■ WHAT YOU ARE ASKED TO DO
Set down the full listing exactly, character for character.

++++ ENTRIES SUPPLIED ++++

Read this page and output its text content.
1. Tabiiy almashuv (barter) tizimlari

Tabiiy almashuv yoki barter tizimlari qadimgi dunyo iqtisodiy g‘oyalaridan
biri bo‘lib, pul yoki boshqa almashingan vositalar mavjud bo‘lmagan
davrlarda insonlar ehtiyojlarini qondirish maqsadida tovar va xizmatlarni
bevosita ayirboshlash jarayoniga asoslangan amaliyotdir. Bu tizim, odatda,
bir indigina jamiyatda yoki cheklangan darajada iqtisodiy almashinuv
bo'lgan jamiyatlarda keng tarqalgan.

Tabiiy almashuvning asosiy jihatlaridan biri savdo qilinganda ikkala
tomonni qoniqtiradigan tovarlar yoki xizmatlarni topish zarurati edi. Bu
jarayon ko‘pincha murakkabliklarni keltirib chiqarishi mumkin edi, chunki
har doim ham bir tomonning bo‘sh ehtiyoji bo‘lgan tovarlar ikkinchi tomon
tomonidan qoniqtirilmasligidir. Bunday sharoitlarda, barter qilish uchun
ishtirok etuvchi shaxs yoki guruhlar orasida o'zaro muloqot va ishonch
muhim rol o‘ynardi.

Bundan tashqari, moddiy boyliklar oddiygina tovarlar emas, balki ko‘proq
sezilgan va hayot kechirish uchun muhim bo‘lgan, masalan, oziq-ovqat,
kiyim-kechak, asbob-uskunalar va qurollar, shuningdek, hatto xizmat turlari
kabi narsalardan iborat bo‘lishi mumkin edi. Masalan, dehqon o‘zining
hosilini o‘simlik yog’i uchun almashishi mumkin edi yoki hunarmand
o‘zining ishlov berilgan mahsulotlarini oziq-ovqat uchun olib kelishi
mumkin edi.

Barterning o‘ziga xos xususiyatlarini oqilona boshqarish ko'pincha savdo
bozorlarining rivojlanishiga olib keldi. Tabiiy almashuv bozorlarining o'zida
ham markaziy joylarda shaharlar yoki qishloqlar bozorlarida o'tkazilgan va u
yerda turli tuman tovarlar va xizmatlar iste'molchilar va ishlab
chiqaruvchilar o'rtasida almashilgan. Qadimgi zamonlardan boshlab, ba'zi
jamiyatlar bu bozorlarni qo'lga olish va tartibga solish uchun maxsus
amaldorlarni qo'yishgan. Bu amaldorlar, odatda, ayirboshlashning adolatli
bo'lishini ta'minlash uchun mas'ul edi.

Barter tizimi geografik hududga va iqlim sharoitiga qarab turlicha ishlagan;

++++

■ CORRECT OUTPUT
Read this page and output its text content.
1. Tabiiy almashuv (barter) tizimlari

Tabiiy almashuv yoki barter tizimlari qadimgi dunyo iqtisodiy g‘oyalaridan
biri bo‘lib, pul yoki boshqa almashingan vositalar mavjud bo‘lmagan
davrlarda insonlar ehtiyojlarini qondirish maqsadida tovar va xizmatlarni
bevosita ayirboshlash jarayoniga asoslangan amaliyotdir. Bu tizim, odatda,
bir indigina jamiyatda yoki cheklangan darajada iqtisodiy almashinuv
bo'lgan jamiyatlarda keng tarqalgan.

Tabiiy almashuvning asosiy jihatlaridan biri savdo qilinganda ikkala
tomonni qoniqtiradigan tovarlar yoki xizmatlarni topish zarurati edi. Bu
jarayon ko‘pincha murakkabliklarni keltirib chiqarishi mumkin edi, chunki
har doim ham bir tomonning bo‘sh ehtiyoji bo‘lgan tovarlar ikkinchi tomon
tomonidan qoniqtirilmasligidir. Bunday sharoitlarda, barter qilish uchun
ishtirok etuvchi shaxs yoki guruhlar orasida o'zaro muloqot va ishonch
muhim rol o‘ynardi.

Bundan tashqari, moddiy boyliklar oddiygina tovarlar emas, balki ko‘proq
sezilgan va hayot kechirish uchun muhim bo‘lgan, masalan, oziq-ovqat,
kiyim-kechak, asbob-uskunalar va qurollar, shuningdek, hatto xizmat turlari
kabi narsalardan iborat bo‘lishi mumkin edi. Masalan, dehqon o‘zining
hosilini o‘simlik yog’i uchun almashishi mumkin edi yoki hunarmand
o‘zining ishlov berilgan mahsulotlarini oziq-ovqat uchun olib kelishi
mumkin edi.

Barterning o‘ziga xos xususiyatlarini oqilona boshqarish ko'pincha savdo
bozorlarining rivojlanishiga olib keldi. Tabiiy almashuv bozorlarining o'zida
ham markaziy joylarda shaharlar yoki qishloqlar bozorlarida o'tkazilgan va u
yerda turli tuman tovarlar va xizmatlar iste'molchilar va ishlab
chiqaruvchilar o'rtasida almashilgan. Qadimgi zamonlardan boshlab, ba'zi
jamiyatlar bu bozorlarni qo'lga olish va tartibga solish uchun maxsus
amaldorlarni qo'yishgan. Bu amaldorlar, odatda, ayirboshlashning adolatli
bo'lishini ta'minlash uchun mas'ul edi.

Barter tizimi geografik hududga va iqlim sharoitiga qarab turlicha ishlagan;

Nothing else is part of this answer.